(Stored data)
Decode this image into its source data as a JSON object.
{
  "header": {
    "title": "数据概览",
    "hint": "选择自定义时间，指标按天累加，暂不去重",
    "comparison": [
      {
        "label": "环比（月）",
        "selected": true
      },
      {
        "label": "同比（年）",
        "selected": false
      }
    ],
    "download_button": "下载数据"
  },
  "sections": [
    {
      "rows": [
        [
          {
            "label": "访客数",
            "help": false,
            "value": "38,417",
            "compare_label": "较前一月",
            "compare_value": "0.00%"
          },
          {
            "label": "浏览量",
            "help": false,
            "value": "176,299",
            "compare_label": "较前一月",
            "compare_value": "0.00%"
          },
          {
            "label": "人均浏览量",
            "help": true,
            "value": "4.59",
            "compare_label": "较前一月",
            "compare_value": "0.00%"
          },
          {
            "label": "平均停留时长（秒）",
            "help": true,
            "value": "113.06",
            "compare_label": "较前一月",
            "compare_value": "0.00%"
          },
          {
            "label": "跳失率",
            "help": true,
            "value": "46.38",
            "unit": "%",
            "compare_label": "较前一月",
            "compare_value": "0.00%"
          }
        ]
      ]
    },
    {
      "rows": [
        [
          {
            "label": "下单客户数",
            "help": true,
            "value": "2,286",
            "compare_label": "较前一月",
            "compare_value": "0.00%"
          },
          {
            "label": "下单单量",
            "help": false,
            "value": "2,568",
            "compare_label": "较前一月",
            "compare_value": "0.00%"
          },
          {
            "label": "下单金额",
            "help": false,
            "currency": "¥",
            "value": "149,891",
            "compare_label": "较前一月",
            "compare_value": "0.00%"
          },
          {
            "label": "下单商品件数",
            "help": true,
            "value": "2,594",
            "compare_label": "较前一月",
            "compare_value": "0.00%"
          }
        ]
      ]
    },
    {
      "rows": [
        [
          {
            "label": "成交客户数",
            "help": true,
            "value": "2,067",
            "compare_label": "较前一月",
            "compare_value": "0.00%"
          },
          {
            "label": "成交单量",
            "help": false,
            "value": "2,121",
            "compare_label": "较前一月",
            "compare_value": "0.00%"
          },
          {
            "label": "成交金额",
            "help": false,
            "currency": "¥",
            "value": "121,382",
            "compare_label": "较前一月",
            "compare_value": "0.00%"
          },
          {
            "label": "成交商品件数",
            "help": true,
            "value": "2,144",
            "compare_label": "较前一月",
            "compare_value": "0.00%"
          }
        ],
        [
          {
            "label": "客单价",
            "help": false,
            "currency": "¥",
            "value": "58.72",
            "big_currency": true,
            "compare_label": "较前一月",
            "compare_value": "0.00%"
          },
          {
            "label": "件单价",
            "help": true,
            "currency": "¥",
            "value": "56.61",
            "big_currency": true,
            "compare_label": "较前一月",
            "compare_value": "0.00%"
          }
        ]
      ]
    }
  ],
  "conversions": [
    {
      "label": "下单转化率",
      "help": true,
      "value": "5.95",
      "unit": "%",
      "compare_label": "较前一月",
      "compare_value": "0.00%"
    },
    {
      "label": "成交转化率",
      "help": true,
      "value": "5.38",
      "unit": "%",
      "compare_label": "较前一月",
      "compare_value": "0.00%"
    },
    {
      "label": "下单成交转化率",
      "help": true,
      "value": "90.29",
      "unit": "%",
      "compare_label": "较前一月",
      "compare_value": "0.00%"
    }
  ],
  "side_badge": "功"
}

:: WRITTEN PROBLEM ::
In this exercise, repeat all entries exactly.

:: COMPLETE ANSWER ::
Decode this image into its source data as a JSON object.
{
  "header": {
    "title": "数据概览",
    "hint": "选择自定义时间，指标按天累加，暂不去重",
    "comparison": [
      {
        "label": "环比（月）",
        "selected": true
      },
      {
        "label": "同比（年）",
        "selected": false
      }
    ],
    "download_button": "下载数据"
  },
  "sections": [
    {
      "rows": [
        [
          {
            "label": "访客数",
            "help": false,
            "value": "38,417",
            "compare_label": "较前一月",
            "compare_value": "0.00%"
          },
          {
            "label": "浏览量",
            "help": false,
            "value": "176,299",
            "compare_label": "较前一月",
            "compare_value": "0.00%"
          },
          {
            "label": "人均浏览量",
            "help": true,
            "value": "4.59",
            "compare_label": "较前一月",
            "compare_value": "0.00%"
          },
          {
            "label": "平均停留时长（秒）",
            "help": true,
            "value": "113.06",
            "compare_label": "较前一月",
            "compare_value": "0.00%"
          },
          {
            "label": "跳失率",
            "help": true,
            "value": "46.38",
            "unit": "%",
            "compare_label": "较前一月",
            "compare_value": "0.00%"
          }
        ]
      ]
    },
    {
      "rows": [
        [
          {
            "label": "下单客户数",
            "help": true,
            "value": "2,286",
            "compare_label": "较前一月",
            "compare_value": "0.00%"
          },
          {
            "label": "下单单量",
            "help": false,
            "value": "2,568",
            "compare_label": "较前一月",
            "compare_value": "0.00%"
          },
          {
            "label": "下单金额",
            "help": false,
            "currency": "¥",
            "value": "149,891",
            "compare_label": "较前一月",
            "compare_value": "0.00%"
          },
          {
            "label": "下单商品件数",
            "help": true,
            "value": "2,594",
            "compare_label": "较前一月",
            "compare_value": "0.00%"
          }
        ]
      ]
    },
    {
      "rows": [
        [
          {
            "label": "成交客户数",
            "help": true,
            "value": "2,067",
            "compare_label": "较前一月",
            "compare_value": "0.00%"
          },
          {
            "label": "成交单量",
            "help": false,
            "value": "2,121",
            "compare_label": "较前一月",
            "compare_value": "0.00%"
          },
          {
            "label": "成交金额",
            "help": false,
            "currency": "¥",
            "value": "121,382",
            "compare_label": "较前一月",
            "compare_value": "0.00%"
          },
          {
            "label": "成交商品件数",
            "help": true,
            "value": "2,144",
            "compare_label": "较前一月",
            "compare_value": "0.00%"
          }
        ],
        [
          {
            "label": "客单价",
            "help": false,
            "currency": "¥",
            "value": "58.72",
            "big_currency": true,
            "compare_label": "较前一月",
            "compare_value": "0.00%"
          },
          {
            "label": "件单价",
            "help": true,
            "currency": "¥",
            "value": "56.61",
            "big_currency": true,
            "compare_label": "较前一月",
            "compare_value": "0.00%"
          }
        ]
      ]
    }
  ],
  "conversions": [
    {
      "label": "下单转化率",
      "help": true,
      "value": "5.95",
      "unit": "%",
      "compare_label": "较前一月",
      "compare_value": "0.00%"
    },
    {
      "label": "成交转化率",
      "help": true,
      "value": "5.38",
      "unit": "%",
      "compare_label": "较前一月",
      "compare_value": "0.00%"
    },
    {
      "label": "下单成交转化率",
      "help": true,
      "value": "90.29",
      "unit": "%",
      "compare_label": "较前一月",
      "compare_value": "0.00%"
    }
  ],
  "side_badge": "功"
}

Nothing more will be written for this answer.